**Data for this exercise**

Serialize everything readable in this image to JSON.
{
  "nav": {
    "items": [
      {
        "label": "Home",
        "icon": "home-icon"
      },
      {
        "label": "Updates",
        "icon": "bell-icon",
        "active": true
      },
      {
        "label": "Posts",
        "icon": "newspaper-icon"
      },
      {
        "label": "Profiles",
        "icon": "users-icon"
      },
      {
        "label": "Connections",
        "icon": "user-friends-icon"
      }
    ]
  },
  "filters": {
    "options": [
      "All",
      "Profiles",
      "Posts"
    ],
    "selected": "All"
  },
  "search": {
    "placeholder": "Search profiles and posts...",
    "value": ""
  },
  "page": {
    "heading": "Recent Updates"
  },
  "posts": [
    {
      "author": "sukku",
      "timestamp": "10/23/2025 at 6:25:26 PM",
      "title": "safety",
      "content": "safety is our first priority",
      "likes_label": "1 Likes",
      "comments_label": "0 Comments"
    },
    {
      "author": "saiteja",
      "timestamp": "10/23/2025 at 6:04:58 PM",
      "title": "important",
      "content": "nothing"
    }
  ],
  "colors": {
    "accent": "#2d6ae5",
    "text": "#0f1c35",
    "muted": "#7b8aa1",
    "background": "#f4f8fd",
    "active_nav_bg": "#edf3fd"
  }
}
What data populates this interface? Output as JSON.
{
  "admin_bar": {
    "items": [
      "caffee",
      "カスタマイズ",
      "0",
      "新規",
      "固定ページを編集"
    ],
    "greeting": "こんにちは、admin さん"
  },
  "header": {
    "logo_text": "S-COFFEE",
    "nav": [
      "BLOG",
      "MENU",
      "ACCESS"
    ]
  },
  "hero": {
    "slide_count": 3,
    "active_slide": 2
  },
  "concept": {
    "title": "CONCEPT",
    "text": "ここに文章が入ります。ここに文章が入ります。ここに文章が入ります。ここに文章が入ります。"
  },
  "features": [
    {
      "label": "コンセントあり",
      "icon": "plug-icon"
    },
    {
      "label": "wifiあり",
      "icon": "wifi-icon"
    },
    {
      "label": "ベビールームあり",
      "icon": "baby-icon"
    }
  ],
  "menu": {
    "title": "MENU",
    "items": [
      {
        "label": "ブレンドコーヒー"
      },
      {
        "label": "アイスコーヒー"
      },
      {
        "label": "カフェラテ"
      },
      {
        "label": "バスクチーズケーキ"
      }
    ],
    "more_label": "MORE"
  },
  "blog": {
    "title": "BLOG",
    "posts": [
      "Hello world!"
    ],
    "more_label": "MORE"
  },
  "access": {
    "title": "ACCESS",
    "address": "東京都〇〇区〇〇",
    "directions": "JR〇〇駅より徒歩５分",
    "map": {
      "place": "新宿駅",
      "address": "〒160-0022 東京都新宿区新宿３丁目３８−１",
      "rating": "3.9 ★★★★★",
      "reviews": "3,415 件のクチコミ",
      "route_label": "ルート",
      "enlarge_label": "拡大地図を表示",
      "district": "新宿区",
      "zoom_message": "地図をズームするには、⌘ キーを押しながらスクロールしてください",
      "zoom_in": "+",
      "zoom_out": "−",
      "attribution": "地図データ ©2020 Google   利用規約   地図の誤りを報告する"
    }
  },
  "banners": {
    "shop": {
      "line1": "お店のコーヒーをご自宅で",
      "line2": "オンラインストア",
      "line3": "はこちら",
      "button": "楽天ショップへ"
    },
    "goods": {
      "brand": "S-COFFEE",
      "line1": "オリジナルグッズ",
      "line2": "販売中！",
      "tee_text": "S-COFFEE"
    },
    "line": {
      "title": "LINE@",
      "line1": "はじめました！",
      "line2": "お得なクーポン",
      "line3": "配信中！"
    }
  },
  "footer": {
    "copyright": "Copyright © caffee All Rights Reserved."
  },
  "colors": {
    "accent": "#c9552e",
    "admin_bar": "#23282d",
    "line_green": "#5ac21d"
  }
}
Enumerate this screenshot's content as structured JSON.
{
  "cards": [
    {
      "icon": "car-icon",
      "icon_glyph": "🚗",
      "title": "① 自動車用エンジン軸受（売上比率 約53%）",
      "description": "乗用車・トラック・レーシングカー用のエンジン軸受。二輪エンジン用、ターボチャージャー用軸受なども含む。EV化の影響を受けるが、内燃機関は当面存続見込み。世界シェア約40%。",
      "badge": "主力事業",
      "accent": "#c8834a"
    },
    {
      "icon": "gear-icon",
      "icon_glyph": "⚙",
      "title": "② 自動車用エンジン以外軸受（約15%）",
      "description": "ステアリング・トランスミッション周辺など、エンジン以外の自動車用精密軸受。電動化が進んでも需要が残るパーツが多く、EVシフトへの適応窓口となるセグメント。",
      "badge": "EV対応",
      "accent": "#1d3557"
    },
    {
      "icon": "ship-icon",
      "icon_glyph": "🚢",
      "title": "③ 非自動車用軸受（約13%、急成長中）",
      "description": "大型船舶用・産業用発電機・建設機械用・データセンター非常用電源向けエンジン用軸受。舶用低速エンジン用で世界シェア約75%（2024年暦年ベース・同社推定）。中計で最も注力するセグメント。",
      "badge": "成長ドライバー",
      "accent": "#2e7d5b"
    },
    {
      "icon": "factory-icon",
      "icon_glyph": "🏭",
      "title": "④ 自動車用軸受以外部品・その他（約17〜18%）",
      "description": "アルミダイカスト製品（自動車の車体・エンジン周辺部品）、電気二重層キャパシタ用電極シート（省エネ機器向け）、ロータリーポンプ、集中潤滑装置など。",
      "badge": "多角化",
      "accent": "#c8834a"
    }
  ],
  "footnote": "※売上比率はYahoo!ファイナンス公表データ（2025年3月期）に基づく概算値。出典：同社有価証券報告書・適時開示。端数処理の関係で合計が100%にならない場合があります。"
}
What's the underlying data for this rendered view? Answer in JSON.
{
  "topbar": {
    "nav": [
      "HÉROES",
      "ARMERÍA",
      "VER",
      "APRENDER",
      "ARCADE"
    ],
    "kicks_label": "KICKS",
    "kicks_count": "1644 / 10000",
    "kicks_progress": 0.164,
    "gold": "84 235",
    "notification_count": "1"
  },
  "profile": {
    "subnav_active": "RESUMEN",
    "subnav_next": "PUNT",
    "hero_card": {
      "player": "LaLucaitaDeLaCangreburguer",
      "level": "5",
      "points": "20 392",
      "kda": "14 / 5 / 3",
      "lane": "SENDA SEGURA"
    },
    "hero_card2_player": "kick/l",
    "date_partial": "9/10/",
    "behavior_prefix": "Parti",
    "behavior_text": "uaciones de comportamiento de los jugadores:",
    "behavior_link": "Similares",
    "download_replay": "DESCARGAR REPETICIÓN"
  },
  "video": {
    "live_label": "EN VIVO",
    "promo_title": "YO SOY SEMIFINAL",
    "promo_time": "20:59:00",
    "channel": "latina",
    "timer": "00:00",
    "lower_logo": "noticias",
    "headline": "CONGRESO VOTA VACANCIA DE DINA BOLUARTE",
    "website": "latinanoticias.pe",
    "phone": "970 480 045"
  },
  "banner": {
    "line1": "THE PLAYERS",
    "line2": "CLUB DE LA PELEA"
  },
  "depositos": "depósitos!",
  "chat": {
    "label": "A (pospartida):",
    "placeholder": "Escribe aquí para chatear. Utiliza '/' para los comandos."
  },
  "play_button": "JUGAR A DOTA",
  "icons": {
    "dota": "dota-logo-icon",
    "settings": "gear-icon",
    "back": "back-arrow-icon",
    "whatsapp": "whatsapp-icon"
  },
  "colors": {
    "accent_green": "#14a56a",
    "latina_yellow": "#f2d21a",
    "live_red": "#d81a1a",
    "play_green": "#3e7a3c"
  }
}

**Directions for this task**
Please reproduce all of the entries exactly as they stand.

**Task response**
Serialize everything readable in this image to JSON.
{
  "nav": {
    "items": [
      {
        "label": "Home",
        "icon": "home-icon"
      },
      {
        "label": "Updates",
        "icon": "bell-icon",
        "active": true
      },
      {
        "label": "Posts",
        "icon": "newspaper-icon"
      },
      {
        "label": "Profiles",
        "icon": "users-icon"
      },
      {
        "label": "Connections",
        "icon": "user-friends-icon"
      }
    ]
  },
  "filters": {
    "options": [
      "All",
      "Profiles",
      "Posts"
    ],
    "selected": "All"
  },
  "search": {
    "placeholder": "Search profiles and posts...",
    "value": ""
  },
  "page": {
    "heading": "Recent Updates"
  },
  "posts": [
    {
      "author": "sukku",
      "timestamp": "10/23/2025 at 6:25:26 PM",
      "title": "safety",
      "content": "safety is our first priority",
      "likes_label": "1 Likes",
      "comments_label": "0 Comments"
    },
    {
      "author": "saiteja",
      "timestamp": "10/23/2025 at 6:04:58 PM",
      "title": "important",
      "content": "nothing"
    }
  ],
  "colors": {
    "accent": "#2d6ae5",
    "text": "#0f1c35",
    "muted": "#7b8aa1",
    "background": "#f4f8fd",
    "active_nav_bg": "#edf3fd"
  }
}
What data populates this interface? Output as JSON.
{
  "admin_bar": {
    "items": [
      "caffee",
      "カスタマイズ",
      "0",
      "新規",
      "固定ページを編集"
    ],
    "greeting": "こんにちは、admin さん"
  },
  "header": {
    "logo_text": "S-COFFEE",
    "nav": [
      "BLOG",
      "MENU",
      "ACCESS"
    ]
  },
  "hero": {
    "slide_count": 3,
    "active_slide": 2
  },
  "concept": {
    "title": "CONCEPT",
    "text": "ここに文章が入ります。ここに文章が入ります。ここに文章が入ります。ここに文章が入ります。"
  },
  "features": [
    {
      "label": "コンセントあり",
      "icon": "plug-icon"
    },
    {
      "label": "wifiあり",
      "icon": "wifi-icon"
    },
    {
      "label": "ベビールームあり",
      "icon": "baby-icon"
    }
  ],
  "menu": {
    "title": "MENU",
    "items": [
      {
        "label": "ブレンドコーヒー"
      },
      {
        "label": "アイスコーヒー"
      },
      {
        "label": "カフェラテ"
      },
      {
        "label": "バスクチーズケーキ"
      }
    ],
    "more_label": "MORE"
  },
  "blog": {
    "title": "BLOG",
    "posts": [
      "Hello world!"
    ],
    "more_label": "MORE"
  },
  "access": {
    "title": "ACCESS",
    "address": "東京都〇〇区〇〇",
    "directions": "JR〇〇駅より徒歩５分",
    "map": {
      "place": "新宿駅",
      "address": "〒160-0022 東京都新宿区新宿３丁目３８−１",
      "rating": "3.9 ★★★★★",
      "reviews": "3,415 件のクチコミ",
      "route_label": "ルート",
      "enlarge_label": "拡大地図を表示",
      "district": "新宿区",
      "zoom_message": "地図をズームするには、⌘ キーを押しながらスクロールしてください",
      "zoom_in": "+",
      "zoom_out": "−",
      "attribution": "地図データ ©2020 Google   利用規約   地図の誤りを報告する"
    }
  },
  "banners": {
    "shop": {
      "line1": "お店のコーヒーをご自宅で",
      "line2": "オンラインストア",
      "line3": "はこちら",
      "button": "楽天ショップへ"
    },
    "goods": {
      "brand": "S-COFFEE",
      "line1": "オリジナルグッズ",
      "line2": "販売中！",
      "tee_text": "S-COFFEE"
    },
    "line": {
      "title": "LINE@",
      "line1": "はじめました！",
      "line2": "お得なクーポン",
      "line3": "配信中！"
    }
  },
  "footer": {
    "copyright": "Copyright © caffee All Rights Reserved."
  },
  "colors": {
    "accent": "#c9552e",
    "admin_bar": "#23282d",
    "line_green": "#5ac21d"
  }
}
Enumerate this screenshot's content as structured JSON.
{
  "cards": [
    {
      "icon": "car-icon",
      "icon_glyph": "🚗",
      "title": "① 自動車用エンジン軸受（売上比率 約53%）",
      "description": "乗用車・トラック・レーシングカー用のエンジン軸受。二輪エンジン用、ターボチャージャー用軸受なども含む。EV化の影響を受けるが、内燃機関は当面存続見込み。世界シェア約40%。",
      "badge": "主力事業",
      "accent": "#c8834a"
    },
    {
      "icon": "gear-icon",
      "icon_glyph": "⚙",
      "title": "② 自動車用エンジン以外軸受（約15%）",
      "description": "ステアリング・トランスミッション周辺など、エンジン以外の自動車用精密軸受。電動化が進んでも需要が残るパーツが多く、EVシフトへの適応窓口となるセグメント。",
      "badge": "EV対応",
      "accent": "#1d3557"
    },
    {
      "icon": "ship-icon",
      "icon_glyph": "🚢",
      "title": "③ 非自動車用軸受（約13%、急成長中）",
      "description": "大型船舶用・産業用発電機・建設機械用・データセンター非常用電源向けエンジン用軸受。舶用低速エンジン用で世界シェア約75%（2024年暦年ベース・同社推定）。中計で最も注力するセグメント。",
      "badge": "成長ドライバー",
      "accent": "#2e7d5b"
    },
    {
      "icon": "factory-icon",
      "icon_glyph": "🏭",
      "title": "④ 自動車用軸受以外部品・その他（約17〜18%）",
      "description": "アルミダイカスト製品（自動車の車体・エンジン周辺部品）、電気二重層キャパシタ用電極シート（省エネ機器向け）、ロータリーポンプ、集中潤滑装置など。",
      "badge": "多角化",
      "accent": "#c8834a"
    }
  ],
  "footnote": "※売上比率はYahoo!ファイナンス公表データ（2025年3月期）に基づく概算値。出典：同社有価証券報告書・適時開示。端数処理の関係で合計が100%にならない場合があります。"
}
What's the underlying data for this rendered view? Answer in JSON.
{
  "topbar": {
    "nav": [
      "HÉROES",
      "ARMERÍA",
      "VER",
      "APRENDER",
      "ARCADE"
    ],
    "kicks_label": "KICKS",
    "kicks_count": "1644 / 10000",
    "kicks_progress": 0.164,
    "gold": "84 235",
    "notification_count": "1"
  },
  "profile": {
    "subnav_active": "RESUMEN",
    "subnav_next": "PUNT",
    "hero_card": {
      "player": "LaLucaitaDeLaCangreburguer",
      "level": "5",
      "points": "20 392",
      "kda": "14 / 5 / 3",
      "lane": "SENDA SEGURA"
    },
    "hero_card2_player": "kick/l",
    "date_partial": "9/10/",
    "behavior_prefix": "Parti",
    "behavior_text": "uaciones de comportamiento de los jugadores:",
    "behavior_link": "Similares",
    "download_replay": "DESCARGAR REPETICIÓN"
  },
  "video": {
    "live_label": "EN VIVO",
    "promo_title": "YO SOY SEMIFINAL",
    "promo_time": "20:59:00",
    "channel": "latina",
    "timer": "00:00",
    "lower_logo": "noticias",
    "headline": "CONGRESO VOTA VACANCIA DE DINA BOLUARTE",
    "website": "latinanoticias.pe",
    "phone": "970 480 045"
  },
  "banner": {
    "line1": "THE PLAYERS",
    "line2": "CLUB DE LA PELEA"
  },
  "depositos": "depósitos!",
  "chat": {
    "label": "A (pospartida):",
    "placeholder": "Escribe aquí para chatear. Utiliza '/' para los comandos."
  },
  "play_button": "JUGAR A DOTA",
  "icons": {
    "dota": "dota-logo-icon",
    "settings": "gear-icon",
    "back": "back-arrow-icon",
    "whatsapp": "whatsapp-icon"
  },
  "colors": {
    "accent_green": "#14a56a",
    "latina_yellow": "#f2d21a",
    "live_red": "#d81a1a",
    "play_green": "#3e7a3c"
  }
}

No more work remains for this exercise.